Data entries:
========================
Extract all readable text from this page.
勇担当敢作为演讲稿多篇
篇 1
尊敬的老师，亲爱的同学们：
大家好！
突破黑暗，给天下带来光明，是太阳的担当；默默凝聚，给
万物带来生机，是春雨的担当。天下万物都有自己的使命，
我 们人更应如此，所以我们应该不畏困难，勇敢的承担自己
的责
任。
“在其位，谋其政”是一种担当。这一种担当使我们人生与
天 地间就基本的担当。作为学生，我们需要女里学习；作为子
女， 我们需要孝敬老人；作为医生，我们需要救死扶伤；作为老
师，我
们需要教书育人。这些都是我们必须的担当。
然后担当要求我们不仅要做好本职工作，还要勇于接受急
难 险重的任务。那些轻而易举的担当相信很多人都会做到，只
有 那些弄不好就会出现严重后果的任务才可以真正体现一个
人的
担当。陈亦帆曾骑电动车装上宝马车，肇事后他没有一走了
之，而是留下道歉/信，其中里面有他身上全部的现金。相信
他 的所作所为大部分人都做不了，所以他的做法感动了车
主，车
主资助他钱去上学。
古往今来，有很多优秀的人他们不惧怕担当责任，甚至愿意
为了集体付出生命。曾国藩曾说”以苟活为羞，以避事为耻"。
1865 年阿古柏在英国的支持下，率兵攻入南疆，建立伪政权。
========================
The records above must be repeated exactly, every one of them.

Extract all readable text from this page.
勇担当敢作为演讲稿多篇
篇 1
尊敬的老师，亲爱的同学们：
大家好！
突破黑暗，给天下带来光明，是太阳的担当；默默凝聚，给
万物带来生机，是春雨的担当。天下万物都有自己的使命，
我 们人更应如此，所以我们应该不畏困难，勇敢的承担自己
的责
任。
“在其位，谋其政”是一种担当。这一种担当使我们人生与
天 地间就基本的担当。作为学生，我们需要女里学习；作为子
女， 我们需要孝敬老人；作为医生，我们需要救死扶伤；作为老
师，我
们需要教书育人。这些都是我们必须的担当。
然后担当要求我们不仅要做好本职工作，还要勇于接受急
难 险重的任务。那些轻而易举的担当相信很多人都会做到，只
有 那些弄不好就会出现严重后果的任务才可以真正体现一个
人的
担当。陈亦帆曾骑电动车装上宝马车，肇事后他没有一走了
之，而是留下道歉/信，其中里面有他身上全部的现金。相信
他 的所作所为大部分人都做不了，所以他的做法感动了车
主，车
主资助他钱去上学。
古往今来，有很多优秀的人他们不惧怕担当责任，甚至愿意
为了集体付出生命。曾国藩曾说”以苟活为羞，以避事为耻"。
1865 年阿古柏在英国的支持下，率兵攻入南疆，建立伪政权。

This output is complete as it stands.